■ **Direction**:
Write out the material word for word, from its first line through the line containing "paragraph-2: I perioden", with both of those lines included.

## Begin Supplied data

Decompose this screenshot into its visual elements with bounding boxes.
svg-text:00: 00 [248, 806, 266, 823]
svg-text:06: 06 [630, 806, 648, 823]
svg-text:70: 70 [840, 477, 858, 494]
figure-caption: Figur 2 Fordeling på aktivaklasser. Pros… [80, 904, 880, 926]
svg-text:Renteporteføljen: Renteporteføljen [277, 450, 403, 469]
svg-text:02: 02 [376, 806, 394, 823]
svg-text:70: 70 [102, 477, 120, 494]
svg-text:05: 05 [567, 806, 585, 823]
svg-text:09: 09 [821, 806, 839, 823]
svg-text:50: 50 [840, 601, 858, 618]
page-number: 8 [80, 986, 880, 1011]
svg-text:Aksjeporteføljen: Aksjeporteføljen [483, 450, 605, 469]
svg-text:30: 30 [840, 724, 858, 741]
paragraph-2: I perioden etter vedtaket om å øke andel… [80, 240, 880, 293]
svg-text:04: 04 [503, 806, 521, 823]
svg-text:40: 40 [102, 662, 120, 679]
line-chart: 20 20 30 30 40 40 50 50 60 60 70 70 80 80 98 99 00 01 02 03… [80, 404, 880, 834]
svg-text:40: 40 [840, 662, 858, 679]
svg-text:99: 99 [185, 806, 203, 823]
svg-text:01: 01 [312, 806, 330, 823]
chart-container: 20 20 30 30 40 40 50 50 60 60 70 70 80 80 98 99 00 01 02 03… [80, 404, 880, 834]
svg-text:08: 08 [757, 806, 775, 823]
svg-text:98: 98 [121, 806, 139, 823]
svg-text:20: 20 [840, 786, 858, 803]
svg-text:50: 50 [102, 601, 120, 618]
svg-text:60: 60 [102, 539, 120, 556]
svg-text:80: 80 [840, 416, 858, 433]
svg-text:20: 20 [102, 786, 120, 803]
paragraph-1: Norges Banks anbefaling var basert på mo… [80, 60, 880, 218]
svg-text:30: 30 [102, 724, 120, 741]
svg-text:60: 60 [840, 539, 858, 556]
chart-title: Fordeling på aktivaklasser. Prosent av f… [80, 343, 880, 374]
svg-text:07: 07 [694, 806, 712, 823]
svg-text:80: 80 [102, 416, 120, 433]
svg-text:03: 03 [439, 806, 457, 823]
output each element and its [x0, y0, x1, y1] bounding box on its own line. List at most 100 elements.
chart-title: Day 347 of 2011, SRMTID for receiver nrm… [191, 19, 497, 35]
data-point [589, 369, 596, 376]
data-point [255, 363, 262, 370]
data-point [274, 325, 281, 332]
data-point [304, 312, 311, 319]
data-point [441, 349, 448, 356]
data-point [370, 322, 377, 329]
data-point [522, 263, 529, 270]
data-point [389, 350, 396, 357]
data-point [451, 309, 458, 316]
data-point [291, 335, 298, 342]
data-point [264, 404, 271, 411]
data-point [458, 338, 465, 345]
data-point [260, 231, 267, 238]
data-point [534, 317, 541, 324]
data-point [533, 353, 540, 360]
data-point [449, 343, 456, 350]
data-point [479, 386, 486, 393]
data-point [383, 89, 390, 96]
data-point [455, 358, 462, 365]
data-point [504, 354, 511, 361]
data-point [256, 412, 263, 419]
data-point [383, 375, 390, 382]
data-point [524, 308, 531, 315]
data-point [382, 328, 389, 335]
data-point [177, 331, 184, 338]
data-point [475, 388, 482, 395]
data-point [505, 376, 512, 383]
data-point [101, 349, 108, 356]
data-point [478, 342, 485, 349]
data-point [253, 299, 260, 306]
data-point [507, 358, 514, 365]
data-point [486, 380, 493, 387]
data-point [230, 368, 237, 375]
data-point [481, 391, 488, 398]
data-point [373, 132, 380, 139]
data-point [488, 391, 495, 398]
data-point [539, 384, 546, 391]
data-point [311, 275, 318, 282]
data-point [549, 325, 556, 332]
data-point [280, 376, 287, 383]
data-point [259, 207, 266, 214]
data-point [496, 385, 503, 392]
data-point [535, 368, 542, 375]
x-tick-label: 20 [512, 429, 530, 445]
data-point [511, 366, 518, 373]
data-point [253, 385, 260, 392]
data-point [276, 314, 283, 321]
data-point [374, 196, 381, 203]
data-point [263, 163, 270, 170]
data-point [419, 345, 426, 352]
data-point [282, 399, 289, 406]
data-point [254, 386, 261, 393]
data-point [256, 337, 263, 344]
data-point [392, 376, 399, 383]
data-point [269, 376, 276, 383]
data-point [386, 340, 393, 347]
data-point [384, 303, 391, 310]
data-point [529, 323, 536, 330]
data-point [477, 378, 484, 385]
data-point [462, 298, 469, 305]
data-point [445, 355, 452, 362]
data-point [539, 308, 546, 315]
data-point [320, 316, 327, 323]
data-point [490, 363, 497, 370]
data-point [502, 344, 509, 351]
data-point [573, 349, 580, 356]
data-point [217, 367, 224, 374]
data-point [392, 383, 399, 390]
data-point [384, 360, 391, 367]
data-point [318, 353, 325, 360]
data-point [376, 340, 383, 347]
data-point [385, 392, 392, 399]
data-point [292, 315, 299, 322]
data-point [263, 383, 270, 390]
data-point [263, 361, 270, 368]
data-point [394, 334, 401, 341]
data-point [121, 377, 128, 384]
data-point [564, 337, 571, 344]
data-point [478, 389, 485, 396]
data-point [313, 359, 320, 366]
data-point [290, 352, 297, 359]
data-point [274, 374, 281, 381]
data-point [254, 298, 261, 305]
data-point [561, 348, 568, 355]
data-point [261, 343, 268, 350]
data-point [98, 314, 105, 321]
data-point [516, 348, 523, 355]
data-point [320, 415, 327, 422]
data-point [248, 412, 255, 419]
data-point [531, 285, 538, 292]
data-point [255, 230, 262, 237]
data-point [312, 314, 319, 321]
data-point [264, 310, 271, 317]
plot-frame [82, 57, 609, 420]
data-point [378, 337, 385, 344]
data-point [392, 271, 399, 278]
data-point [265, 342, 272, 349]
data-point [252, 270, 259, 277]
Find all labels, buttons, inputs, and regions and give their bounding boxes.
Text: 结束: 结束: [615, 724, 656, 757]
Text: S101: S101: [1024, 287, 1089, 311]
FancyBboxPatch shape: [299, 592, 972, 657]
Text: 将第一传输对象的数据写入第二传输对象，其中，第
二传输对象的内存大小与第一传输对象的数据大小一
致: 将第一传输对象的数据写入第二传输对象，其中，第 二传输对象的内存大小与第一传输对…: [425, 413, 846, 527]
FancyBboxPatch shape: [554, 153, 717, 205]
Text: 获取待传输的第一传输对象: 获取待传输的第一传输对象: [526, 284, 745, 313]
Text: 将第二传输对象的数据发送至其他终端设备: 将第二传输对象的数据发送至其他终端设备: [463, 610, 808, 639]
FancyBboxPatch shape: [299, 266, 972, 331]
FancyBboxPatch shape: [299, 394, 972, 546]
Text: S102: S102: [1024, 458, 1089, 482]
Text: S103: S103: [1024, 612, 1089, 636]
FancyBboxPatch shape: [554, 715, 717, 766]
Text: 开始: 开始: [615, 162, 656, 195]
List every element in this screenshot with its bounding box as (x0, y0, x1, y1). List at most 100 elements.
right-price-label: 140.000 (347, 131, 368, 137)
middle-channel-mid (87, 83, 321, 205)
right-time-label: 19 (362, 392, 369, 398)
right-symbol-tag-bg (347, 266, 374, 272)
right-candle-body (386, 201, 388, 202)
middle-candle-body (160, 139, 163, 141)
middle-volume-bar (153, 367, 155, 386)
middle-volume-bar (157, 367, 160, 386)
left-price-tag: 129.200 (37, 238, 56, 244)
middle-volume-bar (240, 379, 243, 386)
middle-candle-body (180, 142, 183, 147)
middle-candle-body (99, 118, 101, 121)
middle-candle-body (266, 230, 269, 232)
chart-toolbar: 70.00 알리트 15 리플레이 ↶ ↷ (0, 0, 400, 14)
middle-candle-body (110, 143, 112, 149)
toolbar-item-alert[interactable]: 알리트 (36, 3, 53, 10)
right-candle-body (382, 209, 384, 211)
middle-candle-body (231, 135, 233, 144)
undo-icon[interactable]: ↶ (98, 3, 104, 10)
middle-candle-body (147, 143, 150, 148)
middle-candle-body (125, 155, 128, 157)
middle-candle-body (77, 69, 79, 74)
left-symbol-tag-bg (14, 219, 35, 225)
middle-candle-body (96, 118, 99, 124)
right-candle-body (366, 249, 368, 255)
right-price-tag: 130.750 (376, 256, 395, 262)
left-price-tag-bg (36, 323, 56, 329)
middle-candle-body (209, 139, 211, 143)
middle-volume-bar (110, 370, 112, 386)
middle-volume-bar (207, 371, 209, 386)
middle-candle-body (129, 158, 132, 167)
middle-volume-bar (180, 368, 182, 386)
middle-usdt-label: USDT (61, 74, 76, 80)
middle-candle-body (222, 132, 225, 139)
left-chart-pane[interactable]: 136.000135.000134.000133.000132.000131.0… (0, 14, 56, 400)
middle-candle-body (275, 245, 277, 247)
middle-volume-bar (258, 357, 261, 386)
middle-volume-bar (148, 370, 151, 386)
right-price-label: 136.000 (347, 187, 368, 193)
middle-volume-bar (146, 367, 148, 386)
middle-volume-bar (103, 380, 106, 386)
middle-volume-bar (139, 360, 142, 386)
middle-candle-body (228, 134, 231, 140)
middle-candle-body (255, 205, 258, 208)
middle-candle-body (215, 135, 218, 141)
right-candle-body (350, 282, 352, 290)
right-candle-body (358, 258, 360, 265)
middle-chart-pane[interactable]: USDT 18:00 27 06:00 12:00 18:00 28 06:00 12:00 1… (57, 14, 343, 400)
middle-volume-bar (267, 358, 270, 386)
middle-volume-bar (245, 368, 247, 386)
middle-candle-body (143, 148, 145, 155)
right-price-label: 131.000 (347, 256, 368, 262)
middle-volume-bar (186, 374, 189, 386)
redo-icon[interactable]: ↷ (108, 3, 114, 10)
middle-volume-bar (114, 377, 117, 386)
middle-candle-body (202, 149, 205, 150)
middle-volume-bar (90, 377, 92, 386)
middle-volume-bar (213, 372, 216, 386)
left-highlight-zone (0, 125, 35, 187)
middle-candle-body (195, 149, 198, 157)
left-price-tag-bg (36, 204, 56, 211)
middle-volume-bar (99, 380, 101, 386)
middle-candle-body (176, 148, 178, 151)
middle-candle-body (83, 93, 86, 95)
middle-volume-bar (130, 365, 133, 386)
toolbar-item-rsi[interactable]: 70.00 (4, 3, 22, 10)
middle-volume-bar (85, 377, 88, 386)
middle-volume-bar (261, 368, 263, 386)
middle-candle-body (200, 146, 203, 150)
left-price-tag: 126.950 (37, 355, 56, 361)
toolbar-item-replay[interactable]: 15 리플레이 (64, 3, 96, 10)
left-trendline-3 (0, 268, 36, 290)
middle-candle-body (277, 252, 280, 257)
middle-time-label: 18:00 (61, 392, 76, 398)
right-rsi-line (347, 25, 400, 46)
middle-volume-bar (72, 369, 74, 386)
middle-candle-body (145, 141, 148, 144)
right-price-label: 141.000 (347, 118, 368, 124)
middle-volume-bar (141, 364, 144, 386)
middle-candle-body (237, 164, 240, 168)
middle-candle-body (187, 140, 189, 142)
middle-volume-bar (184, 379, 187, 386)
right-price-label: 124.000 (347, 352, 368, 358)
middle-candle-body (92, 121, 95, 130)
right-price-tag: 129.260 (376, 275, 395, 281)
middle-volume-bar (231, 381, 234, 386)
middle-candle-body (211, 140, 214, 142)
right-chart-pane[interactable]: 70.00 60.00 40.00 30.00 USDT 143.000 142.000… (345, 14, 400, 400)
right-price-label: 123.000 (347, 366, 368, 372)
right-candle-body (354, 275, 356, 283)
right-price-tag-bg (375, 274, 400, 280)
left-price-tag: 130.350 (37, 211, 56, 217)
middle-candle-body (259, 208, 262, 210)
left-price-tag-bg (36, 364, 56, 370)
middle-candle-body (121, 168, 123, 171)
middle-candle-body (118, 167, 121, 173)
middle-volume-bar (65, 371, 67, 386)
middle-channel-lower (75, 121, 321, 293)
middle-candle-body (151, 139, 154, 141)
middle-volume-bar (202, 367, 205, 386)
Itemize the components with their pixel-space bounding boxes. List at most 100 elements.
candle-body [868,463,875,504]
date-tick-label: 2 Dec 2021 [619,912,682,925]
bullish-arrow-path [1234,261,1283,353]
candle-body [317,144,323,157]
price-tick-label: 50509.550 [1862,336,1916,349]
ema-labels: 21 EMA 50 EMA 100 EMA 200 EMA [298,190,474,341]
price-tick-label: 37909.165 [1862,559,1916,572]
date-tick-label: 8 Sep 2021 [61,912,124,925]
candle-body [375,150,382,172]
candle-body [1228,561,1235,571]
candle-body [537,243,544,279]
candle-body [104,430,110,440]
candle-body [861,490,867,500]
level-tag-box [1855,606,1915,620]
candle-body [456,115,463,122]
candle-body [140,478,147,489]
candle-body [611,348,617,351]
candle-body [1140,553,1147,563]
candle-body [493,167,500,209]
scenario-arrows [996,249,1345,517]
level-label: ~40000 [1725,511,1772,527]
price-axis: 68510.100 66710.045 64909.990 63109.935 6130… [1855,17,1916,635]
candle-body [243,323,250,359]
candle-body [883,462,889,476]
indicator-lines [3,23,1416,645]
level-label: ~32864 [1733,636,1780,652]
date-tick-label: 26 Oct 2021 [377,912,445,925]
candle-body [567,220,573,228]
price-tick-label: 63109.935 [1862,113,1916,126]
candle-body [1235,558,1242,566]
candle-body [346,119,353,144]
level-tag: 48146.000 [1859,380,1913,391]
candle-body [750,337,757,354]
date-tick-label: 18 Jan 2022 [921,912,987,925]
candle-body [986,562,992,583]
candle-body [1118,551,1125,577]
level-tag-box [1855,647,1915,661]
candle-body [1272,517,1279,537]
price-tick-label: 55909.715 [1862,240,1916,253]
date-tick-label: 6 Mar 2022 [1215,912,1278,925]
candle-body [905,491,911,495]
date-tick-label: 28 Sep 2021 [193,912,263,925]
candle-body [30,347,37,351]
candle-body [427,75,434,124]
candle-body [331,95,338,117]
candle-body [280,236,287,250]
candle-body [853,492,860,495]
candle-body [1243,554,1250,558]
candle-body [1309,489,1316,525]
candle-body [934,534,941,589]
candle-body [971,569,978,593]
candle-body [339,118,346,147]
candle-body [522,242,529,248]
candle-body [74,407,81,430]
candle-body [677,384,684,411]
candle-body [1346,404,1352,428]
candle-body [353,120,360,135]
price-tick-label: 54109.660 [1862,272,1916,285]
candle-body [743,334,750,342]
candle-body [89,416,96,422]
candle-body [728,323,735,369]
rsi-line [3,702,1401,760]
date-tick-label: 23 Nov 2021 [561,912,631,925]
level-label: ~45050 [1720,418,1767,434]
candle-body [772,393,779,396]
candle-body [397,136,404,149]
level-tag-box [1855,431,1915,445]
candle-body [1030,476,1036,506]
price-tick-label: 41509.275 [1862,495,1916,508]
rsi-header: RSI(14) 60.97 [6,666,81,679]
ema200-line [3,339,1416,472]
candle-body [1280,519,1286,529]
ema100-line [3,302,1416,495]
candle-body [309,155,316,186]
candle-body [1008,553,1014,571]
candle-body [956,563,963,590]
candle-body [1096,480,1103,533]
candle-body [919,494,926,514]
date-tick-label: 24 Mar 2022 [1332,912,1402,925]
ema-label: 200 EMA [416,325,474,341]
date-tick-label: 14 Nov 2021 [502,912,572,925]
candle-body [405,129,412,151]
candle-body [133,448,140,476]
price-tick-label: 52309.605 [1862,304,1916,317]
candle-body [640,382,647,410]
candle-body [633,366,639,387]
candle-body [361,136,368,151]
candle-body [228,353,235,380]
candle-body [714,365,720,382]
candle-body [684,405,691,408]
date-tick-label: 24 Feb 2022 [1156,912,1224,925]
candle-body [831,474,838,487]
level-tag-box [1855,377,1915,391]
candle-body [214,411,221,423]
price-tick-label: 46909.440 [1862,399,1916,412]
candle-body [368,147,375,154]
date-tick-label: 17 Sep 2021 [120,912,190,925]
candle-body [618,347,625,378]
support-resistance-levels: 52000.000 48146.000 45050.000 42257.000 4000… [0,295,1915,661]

## End Supplied data

■ **Expected answer**:
Decompose this screenshot into its visual elements with bounding boxes.
svg-text:00: 00 [248, 806, 266, 823]
svg-text:06: 06 [630, 806, 648, 823]
svg-text:70: 70 [840, 477, 858, 494]
figure-caption: Figur 2 Fordeling på aktivaklasser. Pros… [80, 904, 880, 926]
svg-text:Renteporteføljen: Renteporteføljen [277, 450, 403, 469]
svg-text:02: 02 [376, 806, 394, 823]
svg-text:70: 70 [102, 477, 120, 494]
svg-text:05: 05 [567, 806, 585, 823]
svg-text:09: 09 [821, 806, 839, 823]
svg-text:50: 50 [840, 601, 858, 618]
page-number: 8 [80, 986, 880, 1011]
svg-text:Aksjeporteføljen: Aksjeporteføljen [483, 450, 605, 469]
svg-text:30: 30 [840, 724, 858, 741]
paragraph-2: I perioden etter vedtaket om å øke andel… [80, 240, 880, 293]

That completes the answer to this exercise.